Supplied information »
════
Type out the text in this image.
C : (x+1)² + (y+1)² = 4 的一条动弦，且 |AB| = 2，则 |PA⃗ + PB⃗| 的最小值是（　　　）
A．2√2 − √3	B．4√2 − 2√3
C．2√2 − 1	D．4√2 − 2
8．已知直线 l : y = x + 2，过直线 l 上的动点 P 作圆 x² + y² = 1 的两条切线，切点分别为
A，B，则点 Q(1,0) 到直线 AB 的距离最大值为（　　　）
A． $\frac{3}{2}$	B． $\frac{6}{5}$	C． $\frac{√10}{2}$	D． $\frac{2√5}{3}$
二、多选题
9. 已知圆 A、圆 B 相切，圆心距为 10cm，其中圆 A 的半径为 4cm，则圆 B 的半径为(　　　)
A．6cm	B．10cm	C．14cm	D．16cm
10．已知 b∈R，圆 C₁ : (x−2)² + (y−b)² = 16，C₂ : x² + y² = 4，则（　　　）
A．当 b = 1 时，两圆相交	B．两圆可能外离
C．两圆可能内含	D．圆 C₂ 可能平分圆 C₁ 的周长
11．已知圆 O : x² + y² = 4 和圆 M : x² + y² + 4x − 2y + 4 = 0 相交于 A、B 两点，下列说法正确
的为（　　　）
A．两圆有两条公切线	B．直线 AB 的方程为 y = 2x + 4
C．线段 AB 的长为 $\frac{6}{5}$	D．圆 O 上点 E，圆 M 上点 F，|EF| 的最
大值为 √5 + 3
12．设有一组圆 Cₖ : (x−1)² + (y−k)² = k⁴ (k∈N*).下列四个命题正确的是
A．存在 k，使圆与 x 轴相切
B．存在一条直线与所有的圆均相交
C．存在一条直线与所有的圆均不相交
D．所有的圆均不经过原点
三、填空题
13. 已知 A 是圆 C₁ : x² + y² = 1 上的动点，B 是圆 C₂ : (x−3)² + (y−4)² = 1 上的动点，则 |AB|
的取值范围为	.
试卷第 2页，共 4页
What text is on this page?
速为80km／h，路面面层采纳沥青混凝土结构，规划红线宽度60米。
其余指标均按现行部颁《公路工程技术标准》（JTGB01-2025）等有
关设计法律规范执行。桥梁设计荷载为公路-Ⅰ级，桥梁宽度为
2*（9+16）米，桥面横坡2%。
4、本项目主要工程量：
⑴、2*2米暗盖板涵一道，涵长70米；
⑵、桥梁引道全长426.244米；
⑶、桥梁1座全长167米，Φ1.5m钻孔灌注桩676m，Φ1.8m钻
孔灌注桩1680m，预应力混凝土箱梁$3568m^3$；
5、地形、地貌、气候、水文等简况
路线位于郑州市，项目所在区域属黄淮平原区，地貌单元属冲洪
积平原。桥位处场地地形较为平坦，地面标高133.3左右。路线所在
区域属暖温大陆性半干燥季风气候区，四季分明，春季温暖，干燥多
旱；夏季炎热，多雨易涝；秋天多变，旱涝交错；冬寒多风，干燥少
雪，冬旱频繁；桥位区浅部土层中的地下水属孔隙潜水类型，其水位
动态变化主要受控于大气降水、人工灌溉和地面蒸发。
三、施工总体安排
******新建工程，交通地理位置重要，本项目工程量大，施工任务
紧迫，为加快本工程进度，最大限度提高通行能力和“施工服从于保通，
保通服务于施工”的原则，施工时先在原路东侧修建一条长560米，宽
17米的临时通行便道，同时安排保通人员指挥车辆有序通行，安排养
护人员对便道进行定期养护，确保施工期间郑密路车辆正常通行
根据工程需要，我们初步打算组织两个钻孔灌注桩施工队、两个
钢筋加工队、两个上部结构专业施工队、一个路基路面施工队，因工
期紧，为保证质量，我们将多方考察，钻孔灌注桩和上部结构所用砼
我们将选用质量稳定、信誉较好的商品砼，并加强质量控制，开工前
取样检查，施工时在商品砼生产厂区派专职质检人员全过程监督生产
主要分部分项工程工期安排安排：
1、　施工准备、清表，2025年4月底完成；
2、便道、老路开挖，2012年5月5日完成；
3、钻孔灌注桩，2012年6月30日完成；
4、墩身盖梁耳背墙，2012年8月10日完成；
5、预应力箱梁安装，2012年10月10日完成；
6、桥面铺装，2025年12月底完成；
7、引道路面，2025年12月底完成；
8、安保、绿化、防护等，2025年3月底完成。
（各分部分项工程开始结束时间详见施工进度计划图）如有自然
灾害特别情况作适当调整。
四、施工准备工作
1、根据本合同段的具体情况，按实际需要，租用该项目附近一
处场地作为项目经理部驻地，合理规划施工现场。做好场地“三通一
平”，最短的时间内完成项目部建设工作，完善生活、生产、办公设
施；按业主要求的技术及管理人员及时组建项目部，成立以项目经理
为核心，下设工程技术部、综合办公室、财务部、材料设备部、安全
════
Given request » Show each line of the data that contains the string "frac".

Written solution »
A． $\frac{3}{2}$	B． $\frac{6}{5}$	C． $\frac{√10}{2}$	D． $\frac{2√5}{3}$
C．线段 AB 的长为 $\frac{6}{5}$	D．圆 O 上点 E，圆 M 上点 F，|EF| 的最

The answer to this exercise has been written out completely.